### BRIEF
Records follow. Select each line holding "required".

*-*-*

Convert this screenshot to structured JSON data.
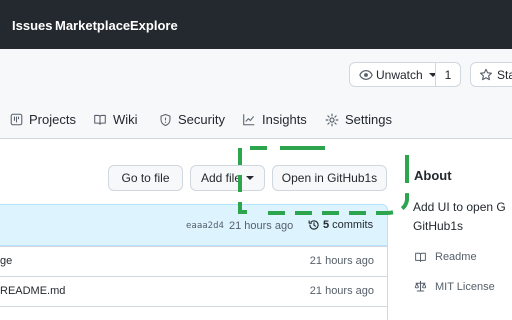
{
  "topnav": {
    "links": [
      "Issues",
      "Marketplace",
      "Explore"
    ]
  },
  "repohead": {
    "unwatch_label": "Unwatch",
    "watch_count": "1",
    "star_label": "Star",
    "tabs": [
      "Projects",
      "Wiki",
      "Security",
      "Insights",
      "Settings"
    ]
  },
  "toolbar": {
    "go_to_file": "Go to file",
    "add_file": "Add file",
    "open_in": "Open in GitHub1s"
  },
  "commit": {
    "sha": "eaaa2d4",
    "ago": "21 hours ago",
    "count": "5",
    "commits_label": "commits"
  },
  "files": [
    {
      "name": "ge",
      "time": "21 hours ago"
    },
    {
      "name": "README.md",
      "time": "21 hours ago"
    }
  ],
  "about": {
    "title": "About",
    "desc_line1": "Add UI to open G",
    "desc_line2": "GitHub1s",
    "readme": "Readme",
    "license": "MIT License"
  },
  "colors": {
    "nav_bg": "#24292f",
    "annotation": "#2da44e",
    "commit_bar": "#ddf4ff"
  }
}
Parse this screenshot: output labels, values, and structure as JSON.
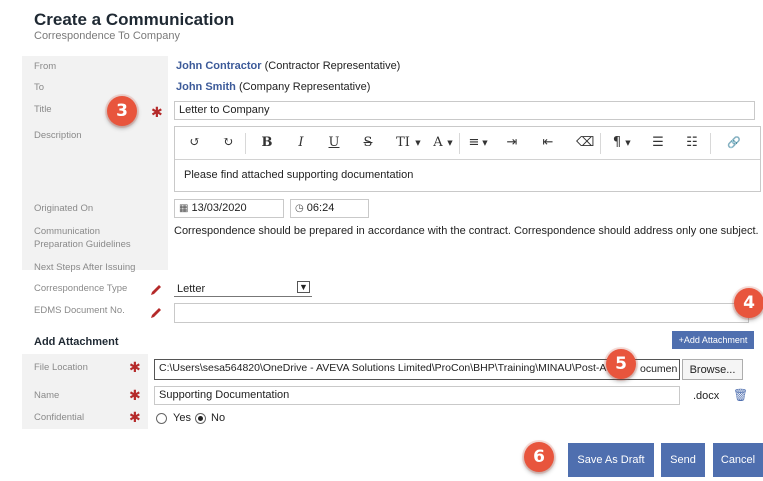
{
  "header": {
    "title": "Create a Communication",
    "subtitle": "Correspondence To Company"
  },
  "form": {
    "from_label": "From",
    "from_name": "John Contractor",
    "from_role": "(Contractor Representative)",
    "to_label": "To",
    "to_name": "John Smith",
    "to_role": "(Company Representative)",
    "title_label": "Title",
    "title_value": "Letter to Company",
    "description_label": "Description",
    "description_text": "Please find attached supporting documentation",
    "originated_label": "Originated On",
    "originated_date": "13/03/2020",
    "originated_time": "06:24",
    "guidelines_label_1": "Communication",
    "guidelines_label_2": "Preparation Guidelines",
    "guidelines_text": "Correspondence should be prepared in accordance with the contract. Correspondence should address only one subject.",
    "next_steps_label": "Next Steps After Issuing",
    "type_label": "Correspondence Type",
    "type_value": "Letter",
    "edms_label": "EDMS Document No.",
    "edms_value": ""
  },
  "toolbar": {
    "undo": "↺",
    "redo": "↻",
    "bold": "B",
    "italic": "I",
    "underline": "U",
    "strike": "S",
    "text_size": "TI",
    "font_color": "A",
    "align": "≡",
    "indent": "⇥",
    "outdent": "⇤",
    "clear": "⌫",
    "paragraph": "¶",
    "bullets": "☰",
    "numbering": "☷",
    "link": "🔗"
  },
  "attachment": {
    "section_title": "Add Attachment",
    "add_button": "+Add Attachment",
    "file_location_label": "File Location",
    "file_location_value": "C:\\Users\\sesa564820\\OneDrive - AVEVA Solutions Limited\\ProCon\\BHP\\Training\\MINAU\\Post-A",
    "file_location_tail": "ocumen",
    "browse_label": "Browse...",
    "name_label": "Name",
    "name_value": "Supporting Documentation",
    "extension": ".docx",
    "confidential_label": "Confidential",
    "yes_label": "Yes",
    "no_label": "No",
    "confidential_selected": "No"
  },
  "actions": {
    "save_draft": "Save As Draft",
    "send": "Send",
    "cancel": "Cancel"
  },
  "badges": {
    "b3": "3",
    "b4": "4",
    "b5": "5",
    "b6": "6"
  },
  "colors": {
    "badge": "#e8553d",
    "primary_button": "#4f6faf",
    "name_link": "#3c5a99",
    "required": "#b52a2a"
  },
  "icons": {
    "calendar": "calendar-icon",
    "clock": "clock-icon",
    "pencil": "pencil-icon",
    "trash": "trash-icon",
    "required": "asterisk-icon"
  }
}
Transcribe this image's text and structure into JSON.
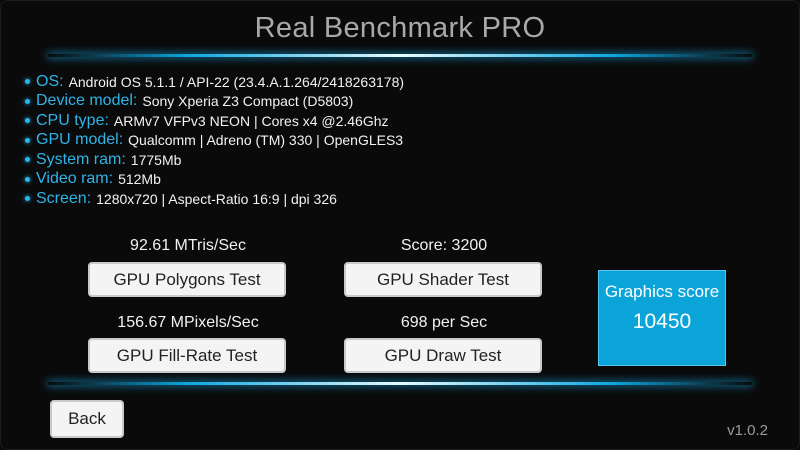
{
  "app": {
    "title": "Real Benchmark PRO",
    "version": "v1.0.2"
  },
  "info": [
    {
      "label": "OS:",
      "value": "Android OS 5.1.1 / API-22 (23.4.A.1.264/2418263178)"
    },
    {
      "label": "Device model:",
      "value": "Sony Xperia Z3 Compact (D5803)"
    },
    {
      "label": "CPU type:",
      "value": "ARMv7 VFPv3 NEON | Cores x4 @2.46Ghz"
    },
    {
      "label": "GPU model:",
      "value": "Qualcomm | Adreno (TM) 330 | OpenGLES3"
    },
    {
      "label": "System ram:",
      "value": "1775Mb"
    },
    {
      "label": "Video ram:",
      "value": "512Mb"
    },
    {
      "label": "Screen:",
      "value": "1280x720 | Aspect-Ratio 16:9 | dpi 326"
    }
  ],
  "tests": {
    "polygons": {
      "result": "92.61 MTris/Sec",
      "button": "GPU Polygons Test"
    },
    "shader": {
      "result": "Score: 3200",
      "button": "GPU Shader Test"
    },
    "fillrate": {
      "result": "156.67 MPixels/Sec",
      "button": "GPU Fill-Rate Test"
    },
    "draw": {
      "result": "698 per Sec",
      "button": "GPU Draw Test"
    }
  },
  "score": {
    "label": "Graphics score",
    "value": "10450"
  },
  "nav": {
    "back_label": "Back"
  },
  "colors": {
    "accent": "#2fb4e8",
    "score_bg": "#0aa4d9",
    "background": "#0a0a0a"
  },
  "icons": {
    "bullet": "bullet-dot-icon"
  }
}
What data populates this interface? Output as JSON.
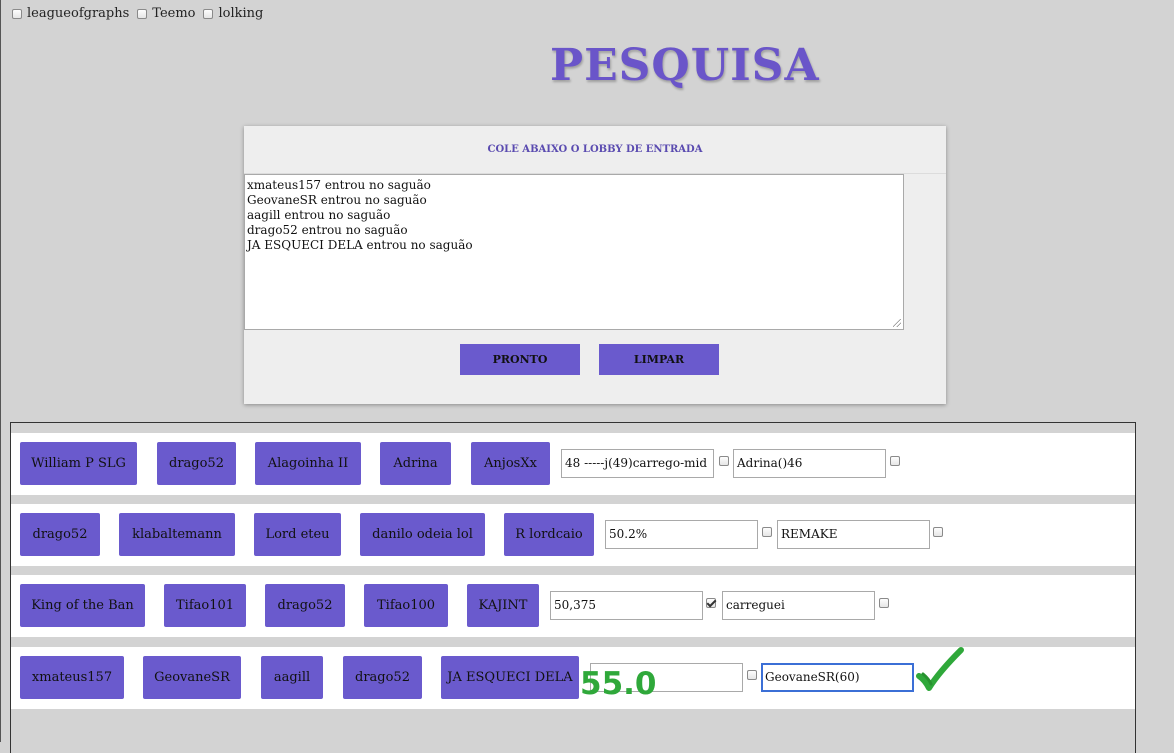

*-*-*

### TASK RESULT
    "required": "#b52a2a"
    "required": "asterisk-icon"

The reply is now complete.